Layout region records
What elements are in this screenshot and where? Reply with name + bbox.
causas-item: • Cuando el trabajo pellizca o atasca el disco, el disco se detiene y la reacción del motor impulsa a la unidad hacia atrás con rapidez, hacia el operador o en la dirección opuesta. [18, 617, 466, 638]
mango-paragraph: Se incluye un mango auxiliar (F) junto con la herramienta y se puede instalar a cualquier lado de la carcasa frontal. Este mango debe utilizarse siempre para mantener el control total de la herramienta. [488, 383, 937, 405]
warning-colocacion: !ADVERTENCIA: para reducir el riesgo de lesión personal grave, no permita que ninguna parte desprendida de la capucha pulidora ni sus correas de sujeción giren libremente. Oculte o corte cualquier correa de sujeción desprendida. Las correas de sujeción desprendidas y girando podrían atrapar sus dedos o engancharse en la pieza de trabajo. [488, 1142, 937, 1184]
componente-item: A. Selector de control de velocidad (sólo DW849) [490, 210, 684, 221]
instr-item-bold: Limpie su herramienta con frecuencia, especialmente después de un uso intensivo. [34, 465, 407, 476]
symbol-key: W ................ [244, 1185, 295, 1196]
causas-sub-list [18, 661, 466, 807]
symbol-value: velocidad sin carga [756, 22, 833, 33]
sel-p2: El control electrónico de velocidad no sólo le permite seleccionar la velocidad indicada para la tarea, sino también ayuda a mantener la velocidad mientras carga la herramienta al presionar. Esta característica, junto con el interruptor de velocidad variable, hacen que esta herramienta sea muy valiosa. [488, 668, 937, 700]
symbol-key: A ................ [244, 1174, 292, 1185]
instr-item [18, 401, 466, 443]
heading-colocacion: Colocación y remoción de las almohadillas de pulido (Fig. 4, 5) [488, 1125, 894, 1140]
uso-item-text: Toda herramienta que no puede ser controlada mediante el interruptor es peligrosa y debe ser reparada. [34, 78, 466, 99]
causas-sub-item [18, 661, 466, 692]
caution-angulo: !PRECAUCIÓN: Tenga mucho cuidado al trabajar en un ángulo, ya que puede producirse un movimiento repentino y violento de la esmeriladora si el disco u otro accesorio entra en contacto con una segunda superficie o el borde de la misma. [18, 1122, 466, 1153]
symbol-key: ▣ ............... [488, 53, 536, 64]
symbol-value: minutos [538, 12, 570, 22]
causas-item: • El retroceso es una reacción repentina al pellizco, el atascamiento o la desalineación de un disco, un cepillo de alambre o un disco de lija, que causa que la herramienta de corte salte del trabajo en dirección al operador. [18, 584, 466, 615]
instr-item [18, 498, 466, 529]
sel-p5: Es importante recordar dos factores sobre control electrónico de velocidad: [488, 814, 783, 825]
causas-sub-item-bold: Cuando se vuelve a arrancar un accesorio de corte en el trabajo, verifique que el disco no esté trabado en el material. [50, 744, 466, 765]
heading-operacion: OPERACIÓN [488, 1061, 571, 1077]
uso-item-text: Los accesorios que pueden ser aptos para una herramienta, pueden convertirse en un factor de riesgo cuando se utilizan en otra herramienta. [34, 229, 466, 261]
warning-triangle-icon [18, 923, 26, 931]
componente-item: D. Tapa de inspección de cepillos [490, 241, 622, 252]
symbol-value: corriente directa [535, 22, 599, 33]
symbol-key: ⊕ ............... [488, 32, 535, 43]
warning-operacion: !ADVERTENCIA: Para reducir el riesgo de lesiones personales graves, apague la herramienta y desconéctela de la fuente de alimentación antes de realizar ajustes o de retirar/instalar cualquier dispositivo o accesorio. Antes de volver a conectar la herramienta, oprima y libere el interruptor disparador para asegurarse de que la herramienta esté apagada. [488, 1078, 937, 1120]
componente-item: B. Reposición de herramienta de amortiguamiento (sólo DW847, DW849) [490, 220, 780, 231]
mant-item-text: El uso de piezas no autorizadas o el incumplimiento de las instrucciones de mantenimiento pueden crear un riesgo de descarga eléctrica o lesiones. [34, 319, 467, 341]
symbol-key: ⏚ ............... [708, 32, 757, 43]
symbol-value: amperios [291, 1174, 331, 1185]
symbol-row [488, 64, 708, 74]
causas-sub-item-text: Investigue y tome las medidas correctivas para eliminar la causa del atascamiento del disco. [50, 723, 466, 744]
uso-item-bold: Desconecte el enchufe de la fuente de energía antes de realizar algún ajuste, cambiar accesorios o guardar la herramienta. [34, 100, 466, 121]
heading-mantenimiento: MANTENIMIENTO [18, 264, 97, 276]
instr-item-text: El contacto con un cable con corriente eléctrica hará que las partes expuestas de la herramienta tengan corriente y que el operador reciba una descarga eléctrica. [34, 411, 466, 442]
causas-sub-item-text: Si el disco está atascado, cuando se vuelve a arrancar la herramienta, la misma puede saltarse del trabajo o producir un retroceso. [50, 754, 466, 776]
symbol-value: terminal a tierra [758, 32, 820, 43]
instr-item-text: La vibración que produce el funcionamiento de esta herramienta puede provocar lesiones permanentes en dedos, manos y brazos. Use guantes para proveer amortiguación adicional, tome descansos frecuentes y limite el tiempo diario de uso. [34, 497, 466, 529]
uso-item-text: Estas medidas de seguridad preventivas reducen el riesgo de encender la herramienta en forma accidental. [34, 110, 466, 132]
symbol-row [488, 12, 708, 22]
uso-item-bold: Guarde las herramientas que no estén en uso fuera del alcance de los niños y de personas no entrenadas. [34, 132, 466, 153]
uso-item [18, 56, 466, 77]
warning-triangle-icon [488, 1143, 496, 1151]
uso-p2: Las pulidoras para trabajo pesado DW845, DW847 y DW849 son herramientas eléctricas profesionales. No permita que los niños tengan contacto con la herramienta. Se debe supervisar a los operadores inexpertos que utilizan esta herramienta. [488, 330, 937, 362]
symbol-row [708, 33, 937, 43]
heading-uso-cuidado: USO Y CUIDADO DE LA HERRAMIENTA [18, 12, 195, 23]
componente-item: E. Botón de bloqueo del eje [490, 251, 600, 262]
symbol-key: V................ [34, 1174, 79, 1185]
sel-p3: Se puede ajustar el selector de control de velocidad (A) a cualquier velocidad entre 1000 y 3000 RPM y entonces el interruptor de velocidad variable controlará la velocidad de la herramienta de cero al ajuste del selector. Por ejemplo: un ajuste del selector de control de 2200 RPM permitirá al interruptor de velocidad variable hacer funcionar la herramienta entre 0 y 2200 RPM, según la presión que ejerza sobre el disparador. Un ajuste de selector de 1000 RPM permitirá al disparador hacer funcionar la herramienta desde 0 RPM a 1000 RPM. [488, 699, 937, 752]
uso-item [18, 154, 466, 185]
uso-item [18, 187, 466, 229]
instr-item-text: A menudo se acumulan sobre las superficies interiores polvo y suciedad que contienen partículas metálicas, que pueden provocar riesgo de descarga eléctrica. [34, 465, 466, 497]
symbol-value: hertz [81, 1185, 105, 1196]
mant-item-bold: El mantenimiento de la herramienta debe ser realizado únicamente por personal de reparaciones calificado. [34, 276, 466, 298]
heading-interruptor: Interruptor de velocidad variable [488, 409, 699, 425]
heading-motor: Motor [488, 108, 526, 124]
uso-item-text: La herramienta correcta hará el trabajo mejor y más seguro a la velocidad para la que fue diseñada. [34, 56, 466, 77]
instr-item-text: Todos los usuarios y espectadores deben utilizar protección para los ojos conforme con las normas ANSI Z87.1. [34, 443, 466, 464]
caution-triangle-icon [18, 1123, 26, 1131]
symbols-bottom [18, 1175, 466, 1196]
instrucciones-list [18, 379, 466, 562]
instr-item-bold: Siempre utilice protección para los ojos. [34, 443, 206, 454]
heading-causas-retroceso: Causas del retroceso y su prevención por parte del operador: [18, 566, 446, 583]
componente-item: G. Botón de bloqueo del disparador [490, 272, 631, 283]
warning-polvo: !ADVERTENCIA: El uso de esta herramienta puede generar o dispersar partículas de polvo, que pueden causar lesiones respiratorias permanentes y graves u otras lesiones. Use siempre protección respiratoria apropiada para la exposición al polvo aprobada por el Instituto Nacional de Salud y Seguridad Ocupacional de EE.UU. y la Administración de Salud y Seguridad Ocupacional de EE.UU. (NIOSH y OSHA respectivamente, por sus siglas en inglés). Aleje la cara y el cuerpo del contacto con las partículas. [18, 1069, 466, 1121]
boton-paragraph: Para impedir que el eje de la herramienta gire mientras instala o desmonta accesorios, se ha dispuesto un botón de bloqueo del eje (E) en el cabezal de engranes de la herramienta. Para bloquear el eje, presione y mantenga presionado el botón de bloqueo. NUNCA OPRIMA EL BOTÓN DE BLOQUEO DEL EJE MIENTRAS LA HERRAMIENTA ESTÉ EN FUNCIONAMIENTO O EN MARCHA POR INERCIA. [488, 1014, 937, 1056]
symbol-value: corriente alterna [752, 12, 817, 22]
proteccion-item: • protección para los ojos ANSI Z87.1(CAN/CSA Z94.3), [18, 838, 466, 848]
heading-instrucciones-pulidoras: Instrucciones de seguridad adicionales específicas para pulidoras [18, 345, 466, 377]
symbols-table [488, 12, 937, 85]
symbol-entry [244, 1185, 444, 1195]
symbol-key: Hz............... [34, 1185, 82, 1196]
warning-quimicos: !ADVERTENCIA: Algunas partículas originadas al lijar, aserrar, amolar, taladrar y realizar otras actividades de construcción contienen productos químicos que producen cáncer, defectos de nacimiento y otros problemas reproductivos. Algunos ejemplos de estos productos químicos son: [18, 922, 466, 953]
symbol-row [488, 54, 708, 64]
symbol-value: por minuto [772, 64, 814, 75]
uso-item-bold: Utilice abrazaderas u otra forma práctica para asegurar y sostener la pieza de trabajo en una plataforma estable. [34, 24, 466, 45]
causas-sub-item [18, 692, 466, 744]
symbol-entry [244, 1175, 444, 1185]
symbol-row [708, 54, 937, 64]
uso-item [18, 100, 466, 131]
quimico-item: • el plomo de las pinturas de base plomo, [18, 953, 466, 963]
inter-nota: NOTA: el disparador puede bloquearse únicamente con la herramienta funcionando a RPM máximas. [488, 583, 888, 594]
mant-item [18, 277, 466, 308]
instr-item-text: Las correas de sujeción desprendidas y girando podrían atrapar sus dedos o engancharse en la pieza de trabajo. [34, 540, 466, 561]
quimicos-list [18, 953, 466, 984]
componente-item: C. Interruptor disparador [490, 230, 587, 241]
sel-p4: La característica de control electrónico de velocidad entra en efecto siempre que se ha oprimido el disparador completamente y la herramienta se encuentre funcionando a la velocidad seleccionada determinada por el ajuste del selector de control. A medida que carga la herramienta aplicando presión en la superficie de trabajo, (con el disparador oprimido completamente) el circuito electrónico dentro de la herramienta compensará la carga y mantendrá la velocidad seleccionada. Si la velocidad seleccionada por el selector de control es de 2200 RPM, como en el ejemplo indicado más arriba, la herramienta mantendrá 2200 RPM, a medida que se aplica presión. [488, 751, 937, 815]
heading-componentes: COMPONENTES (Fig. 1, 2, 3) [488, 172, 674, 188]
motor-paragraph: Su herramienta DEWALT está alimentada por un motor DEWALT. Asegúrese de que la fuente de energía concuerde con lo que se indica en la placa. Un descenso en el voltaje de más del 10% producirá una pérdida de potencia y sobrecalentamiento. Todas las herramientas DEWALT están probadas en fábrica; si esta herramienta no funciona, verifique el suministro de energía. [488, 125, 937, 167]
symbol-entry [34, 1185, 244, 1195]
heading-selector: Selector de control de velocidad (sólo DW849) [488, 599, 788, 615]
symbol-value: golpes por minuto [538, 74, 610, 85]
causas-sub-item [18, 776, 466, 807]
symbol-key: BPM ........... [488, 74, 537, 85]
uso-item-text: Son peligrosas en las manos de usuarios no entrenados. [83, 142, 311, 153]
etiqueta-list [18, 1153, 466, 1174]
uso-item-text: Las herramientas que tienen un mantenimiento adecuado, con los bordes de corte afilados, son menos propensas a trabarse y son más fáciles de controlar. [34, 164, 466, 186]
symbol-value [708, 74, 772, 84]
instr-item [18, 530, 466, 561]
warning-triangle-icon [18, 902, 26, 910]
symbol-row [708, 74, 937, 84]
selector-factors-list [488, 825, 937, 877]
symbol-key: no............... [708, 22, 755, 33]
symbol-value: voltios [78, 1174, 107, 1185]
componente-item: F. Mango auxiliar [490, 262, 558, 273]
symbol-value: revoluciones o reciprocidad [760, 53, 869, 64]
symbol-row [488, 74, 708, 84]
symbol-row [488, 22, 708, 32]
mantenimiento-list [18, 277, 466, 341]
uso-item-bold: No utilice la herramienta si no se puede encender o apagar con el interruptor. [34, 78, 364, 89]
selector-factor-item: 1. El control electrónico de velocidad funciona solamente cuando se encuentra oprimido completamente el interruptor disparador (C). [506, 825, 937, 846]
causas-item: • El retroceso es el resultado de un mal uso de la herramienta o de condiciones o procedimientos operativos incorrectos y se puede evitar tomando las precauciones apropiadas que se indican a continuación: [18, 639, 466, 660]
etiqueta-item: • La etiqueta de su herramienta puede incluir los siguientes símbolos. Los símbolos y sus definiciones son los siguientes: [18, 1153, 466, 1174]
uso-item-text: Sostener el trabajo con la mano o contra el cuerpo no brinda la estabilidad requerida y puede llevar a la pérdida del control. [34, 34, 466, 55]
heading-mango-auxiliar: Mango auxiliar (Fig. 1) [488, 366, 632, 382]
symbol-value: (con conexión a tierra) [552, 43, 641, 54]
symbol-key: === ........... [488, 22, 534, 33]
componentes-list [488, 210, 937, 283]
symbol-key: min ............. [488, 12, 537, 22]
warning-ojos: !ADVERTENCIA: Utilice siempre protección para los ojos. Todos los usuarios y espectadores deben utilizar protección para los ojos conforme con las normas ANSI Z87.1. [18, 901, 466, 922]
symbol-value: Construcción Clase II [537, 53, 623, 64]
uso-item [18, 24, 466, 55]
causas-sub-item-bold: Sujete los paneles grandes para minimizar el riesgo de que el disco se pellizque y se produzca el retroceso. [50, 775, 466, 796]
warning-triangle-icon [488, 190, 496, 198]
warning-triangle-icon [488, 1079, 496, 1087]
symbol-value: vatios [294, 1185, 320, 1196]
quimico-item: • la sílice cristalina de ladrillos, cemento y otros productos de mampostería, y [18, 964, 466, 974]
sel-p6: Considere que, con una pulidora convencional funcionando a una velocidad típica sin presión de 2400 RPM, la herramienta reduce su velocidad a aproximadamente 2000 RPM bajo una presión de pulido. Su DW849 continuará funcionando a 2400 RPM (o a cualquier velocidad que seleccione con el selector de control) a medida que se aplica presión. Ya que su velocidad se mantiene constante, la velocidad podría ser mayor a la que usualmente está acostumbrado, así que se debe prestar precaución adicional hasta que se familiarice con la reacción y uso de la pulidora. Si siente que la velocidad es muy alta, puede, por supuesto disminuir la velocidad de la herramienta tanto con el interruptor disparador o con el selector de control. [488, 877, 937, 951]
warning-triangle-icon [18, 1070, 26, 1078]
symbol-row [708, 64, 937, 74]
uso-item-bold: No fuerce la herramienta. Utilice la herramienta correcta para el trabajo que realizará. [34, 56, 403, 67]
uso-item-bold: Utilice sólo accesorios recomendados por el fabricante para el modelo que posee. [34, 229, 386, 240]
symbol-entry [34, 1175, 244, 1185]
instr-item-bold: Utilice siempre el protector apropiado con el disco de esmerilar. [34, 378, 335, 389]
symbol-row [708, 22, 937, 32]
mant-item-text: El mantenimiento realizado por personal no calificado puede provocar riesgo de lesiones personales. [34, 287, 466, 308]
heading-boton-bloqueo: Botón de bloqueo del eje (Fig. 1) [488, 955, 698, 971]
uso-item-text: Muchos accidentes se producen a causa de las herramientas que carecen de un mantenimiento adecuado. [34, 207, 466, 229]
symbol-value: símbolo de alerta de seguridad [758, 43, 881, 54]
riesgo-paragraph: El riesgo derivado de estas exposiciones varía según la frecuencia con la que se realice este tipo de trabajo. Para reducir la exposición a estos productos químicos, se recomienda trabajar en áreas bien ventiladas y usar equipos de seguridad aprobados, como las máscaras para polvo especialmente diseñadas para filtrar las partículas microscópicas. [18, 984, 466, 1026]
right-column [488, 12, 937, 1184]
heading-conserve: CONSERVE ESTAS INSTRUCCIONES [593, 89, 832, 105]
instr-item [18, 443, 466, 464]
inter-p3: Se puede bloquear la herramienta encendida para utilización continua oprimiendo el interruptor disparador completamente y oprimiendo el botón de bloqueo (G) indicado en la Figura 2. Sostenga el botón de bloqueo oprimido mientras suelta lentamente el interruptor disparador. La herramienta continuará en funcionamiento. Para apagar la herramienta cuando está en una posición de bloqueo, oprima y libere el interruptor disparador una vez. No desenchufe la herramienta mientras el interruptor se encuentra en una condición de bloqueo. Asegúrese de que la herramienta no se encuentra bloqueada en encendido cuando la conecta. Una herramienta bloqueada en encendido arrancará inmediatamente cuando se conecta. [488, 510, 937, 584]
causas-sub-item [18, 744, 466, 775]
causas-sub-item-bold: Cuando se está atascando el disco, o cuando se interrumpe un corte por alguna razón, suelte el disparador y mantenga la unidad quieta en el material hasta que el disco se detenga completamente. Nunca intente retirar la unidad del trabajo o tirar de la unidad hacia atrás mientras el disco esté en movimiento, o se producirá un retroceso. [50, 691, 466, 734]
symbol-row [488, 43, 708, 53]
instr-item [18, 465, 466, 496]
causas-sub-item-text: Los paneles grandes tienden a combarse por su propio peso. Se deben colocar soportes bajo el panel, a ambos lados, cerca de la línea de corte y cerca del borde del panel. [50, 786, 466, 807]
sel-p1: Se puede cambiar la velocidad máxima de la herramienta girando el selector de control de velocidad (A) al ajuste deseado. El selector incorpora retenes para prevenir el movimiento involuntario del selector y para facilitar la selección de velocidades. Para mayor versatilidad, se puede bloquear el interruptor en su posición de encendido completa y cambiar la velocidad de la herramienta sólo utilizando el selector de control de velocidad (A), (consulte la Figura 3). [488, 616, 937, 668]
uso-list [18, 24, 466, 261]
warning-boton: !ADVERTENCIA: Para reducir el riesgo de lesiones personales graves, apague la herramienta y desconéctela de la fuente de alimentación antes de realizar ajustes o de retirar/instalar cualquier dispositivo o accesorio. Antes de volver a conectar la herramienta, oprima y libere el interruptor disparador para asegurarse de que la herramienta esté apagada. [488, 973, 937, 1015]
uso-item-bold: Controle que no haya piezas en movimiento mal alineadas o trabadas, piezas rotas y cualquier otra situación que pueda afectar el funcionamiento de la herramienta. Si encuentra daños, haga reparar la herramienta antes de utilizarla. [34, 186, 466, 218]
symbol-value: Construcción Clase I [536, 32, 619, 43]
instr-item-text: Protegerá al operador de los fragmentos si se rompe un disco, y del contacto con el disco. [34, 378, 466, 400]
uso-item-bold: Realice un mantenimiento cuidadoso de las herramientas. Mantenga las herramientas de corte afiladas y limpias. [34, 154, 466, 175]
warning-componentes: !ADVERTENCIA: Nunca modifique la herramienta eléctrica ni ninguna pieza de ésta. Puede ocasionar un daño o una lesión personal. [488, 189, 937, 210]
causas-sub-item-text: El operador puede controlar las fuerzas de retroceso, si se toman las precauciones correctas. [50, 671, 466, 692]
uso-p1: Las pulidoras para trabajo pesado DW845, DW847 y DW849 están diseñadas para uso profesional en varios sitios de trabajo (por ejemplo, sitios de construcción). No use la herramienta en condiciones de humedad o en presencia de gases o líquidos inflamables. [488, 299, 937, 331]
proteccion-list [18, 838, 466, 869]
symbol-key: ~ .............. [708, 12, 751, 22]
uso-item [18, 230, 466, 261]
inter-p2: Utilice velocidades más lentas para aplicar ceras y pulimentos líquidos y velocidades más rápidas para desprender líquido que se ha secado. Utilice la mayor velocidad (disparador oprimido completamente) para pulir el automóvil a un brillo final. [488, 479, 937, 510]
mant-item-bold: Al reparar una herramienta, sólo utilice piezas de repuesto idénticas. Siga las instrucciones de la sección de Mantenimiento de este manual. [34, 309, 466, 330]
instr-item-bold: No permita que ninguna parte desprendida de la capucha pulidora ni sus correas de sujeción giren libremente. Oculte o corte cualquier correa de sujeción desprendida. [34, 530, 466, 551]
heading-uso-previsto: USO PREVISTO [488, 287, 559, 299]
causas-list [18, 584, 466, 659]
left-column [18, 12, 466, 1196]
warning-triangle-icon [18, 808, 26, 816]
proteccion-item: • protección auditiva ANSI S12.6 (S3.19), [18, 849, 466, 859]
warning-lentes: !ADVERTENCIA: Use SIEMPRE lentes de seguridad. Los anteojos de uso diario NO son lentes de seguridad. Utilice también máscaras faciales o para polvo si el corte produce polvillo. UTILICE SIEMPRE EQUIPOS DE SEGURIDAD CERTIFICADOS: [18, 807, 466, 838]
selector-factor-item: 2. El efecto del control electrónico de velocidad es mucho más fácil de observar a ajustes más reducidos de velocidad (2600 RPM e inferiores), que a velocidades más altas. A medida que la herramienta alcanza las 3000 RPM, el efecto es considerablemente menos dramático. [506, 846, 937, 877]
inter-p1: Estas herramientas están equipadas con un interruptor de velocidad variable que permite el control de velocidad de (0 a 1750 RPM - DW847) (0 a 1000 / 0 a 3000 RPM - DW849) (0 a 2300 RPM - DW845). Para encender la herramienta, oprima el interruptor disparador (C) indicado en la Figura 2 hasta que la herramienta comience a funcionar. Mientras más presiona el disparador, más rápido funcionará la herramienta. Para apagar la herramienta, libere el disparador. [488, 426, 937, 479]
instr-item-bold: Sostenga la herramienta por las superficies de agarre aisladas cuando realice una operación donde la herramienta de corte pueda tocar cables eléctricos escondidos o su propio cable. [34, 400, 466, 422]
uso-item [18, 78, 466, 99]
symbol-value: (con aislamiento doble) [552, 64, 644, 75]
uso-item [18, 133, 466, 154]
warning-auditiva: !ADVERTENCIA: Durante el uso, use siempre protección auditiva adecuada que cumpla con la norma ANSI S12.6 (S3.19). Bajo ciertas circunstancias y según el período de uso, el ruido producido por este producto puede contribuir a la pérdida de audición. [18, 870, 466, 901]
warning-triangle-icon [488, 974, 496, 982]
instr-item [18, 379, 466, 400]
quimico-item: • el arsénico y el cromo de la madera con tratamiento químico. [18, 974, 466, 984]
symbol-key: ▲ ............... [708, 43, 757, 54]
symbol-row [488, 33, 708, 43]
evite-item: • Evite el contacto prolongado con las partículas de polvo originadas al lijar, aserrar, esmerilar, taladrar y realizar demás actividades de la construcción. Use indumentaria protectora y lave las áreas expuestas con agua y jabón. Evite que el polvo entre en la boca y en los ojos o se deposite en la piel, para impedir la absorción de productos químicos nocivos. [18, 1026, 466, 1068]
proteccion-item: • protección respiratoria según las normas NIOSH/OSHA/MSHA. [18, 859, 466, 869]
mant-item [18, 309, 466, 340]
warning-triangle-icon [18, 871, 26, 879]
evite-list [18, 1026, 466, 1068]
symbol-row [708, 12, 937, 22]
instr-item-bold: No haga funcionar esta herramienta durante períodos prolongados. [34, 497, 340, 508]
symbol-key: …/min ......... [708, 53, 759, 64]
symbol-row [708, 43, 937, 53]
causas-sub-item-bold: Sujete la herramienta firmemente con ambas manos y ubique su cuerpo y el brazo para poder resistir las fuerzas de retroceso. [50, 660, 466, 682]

#### [Aim of the task]
Lay out the records as a Markdown table with the columns Row and Record line, from the start of the records up to and including the line that contains "mango-paragraph: Se incluye". Leave out any blank lines.

#### [Completed task]
| Row | Record line |
|---|---|
| 1 | What elements are in this screenshot and where? Reply with name + bbox. |
| 2 | causas-item: • Cuando el trabajo pellizca o atasca el disco, el disco se detiene y la reacción del motor impulsa a la unidad hacia atrás con rapidez, hacia el operador o en la dirección opuesta. [18, 617, 466, 638] |
| 3 | mango-paragraph: Se incluye un mango auxiliar (F) junto con la herramienta y se puede instalar a cualquier lado de la carcasa frontal. Este mango debe utilizarse siempre para mantener el control total de la herramienta. [488, 383, 937, 405] |